DATA EXTRACT
====

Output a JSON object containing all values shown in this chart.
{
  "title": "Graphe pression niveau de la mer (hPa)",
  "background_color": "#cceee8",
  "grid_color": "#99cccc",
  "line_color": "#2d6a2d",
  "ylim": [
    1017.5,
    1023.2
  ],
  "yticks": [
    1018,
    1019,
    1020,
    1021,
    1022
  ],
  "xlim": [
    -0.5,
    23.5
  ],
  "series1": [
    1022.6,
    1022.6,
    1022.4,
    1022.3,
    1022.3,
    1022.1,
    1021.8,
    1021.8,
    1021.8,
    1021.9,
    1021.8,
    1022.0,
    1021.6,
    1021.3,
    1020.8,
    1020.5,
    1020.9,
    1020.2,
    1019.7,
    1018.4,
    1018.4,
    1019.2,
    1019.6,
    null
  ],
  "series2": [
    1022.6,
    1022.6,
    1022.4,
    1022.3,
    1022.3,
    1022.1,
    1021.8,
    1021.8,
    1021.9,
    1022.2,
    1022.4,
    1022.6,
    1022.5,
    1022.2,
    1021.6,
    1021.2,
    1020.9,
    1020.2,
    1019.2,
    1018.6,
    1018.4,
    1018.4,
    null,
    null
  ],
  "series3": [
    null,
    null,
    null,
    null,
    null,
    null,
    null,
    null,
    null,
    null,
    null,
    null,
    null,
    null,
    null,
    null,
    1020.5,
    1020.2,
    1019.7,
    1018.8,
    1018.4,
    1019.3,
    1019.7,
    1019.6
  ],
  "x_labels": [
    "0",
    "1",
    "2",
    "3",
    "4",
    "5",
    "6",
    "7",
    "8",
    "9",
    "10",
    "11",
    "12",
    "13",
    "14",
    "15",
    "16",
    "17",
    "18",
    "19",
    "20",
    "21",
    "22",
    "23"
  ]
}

====

Make an exact copy of the material above.

EXPECTED OUTPUT
Output a JSON object containing all values shown in this chart.
{
  "title": "Graphe pression niveau de la mer (hPa)",
  "background_color": "#cceee8",
  "grid_color": "#99cccc",
  "line_color": "#2d6a2d",
  "ylim": [
    1017.5,
    1023.2
  ],
  "yticks": [
    1018,
    1019,
    1020,
    1021,
    1022
  ],
  "xlim": [
    -0.5,
    23.5
  ],
  "series1": [
    1022.6,
    1022.6,
    1022.4,
    1022.3,
    1022.3,
    1022.1,
    1021.8,
    1021.8,
    1021.8,
    1021.9,
    1021.8,
    1022.0,
    1021.6,
    1021.3,
    1020.8,
    1020.5,
    1020.9,
    1020.2,
    1019.7,
    1018.4,
    1018.4,
    1019.2,
    1019.6,
    null
  ],
  "series2": [
    1022.6,
    1022.6,
    1022.4,
    1022.3,
    1022.3,
    1022.1,
    1021.8,
    1021.8,
    1021.9,
    1022.2,
    1022.4,
    1022.6,
    1022.5,
    1022.2,
    1021.6,
    1021.2,
    1020.9,
    1020.2,
    1019.2,
    1018.6,
    1018.4,
    1018.4,
    null,
    null
  ],
  "series3": [
    null,
    null,
    null,
    null,
    null,
    null,
    null,
    null,
    null,
    null,
    null,
    null,
    null,
    null,
    null,
    null,
    1020.5,
    1020.2,
    1019.7,
    1018.8,
    1018.4,
    1019.3,
    1019.7,
    1019.6
  ],
  "x_labels": [
    "0",
    "1",
    "2",
    "3",
    "4",
    "5",
    "6",
    "7",
    "8",
    "9",
    "10",
    "11",
    "12",
    "13",
    "14",
    "15",
    "16",
    "17",
    "18",
    "19",
    "20",
    "21",
    "22",
    "23"
  ]
}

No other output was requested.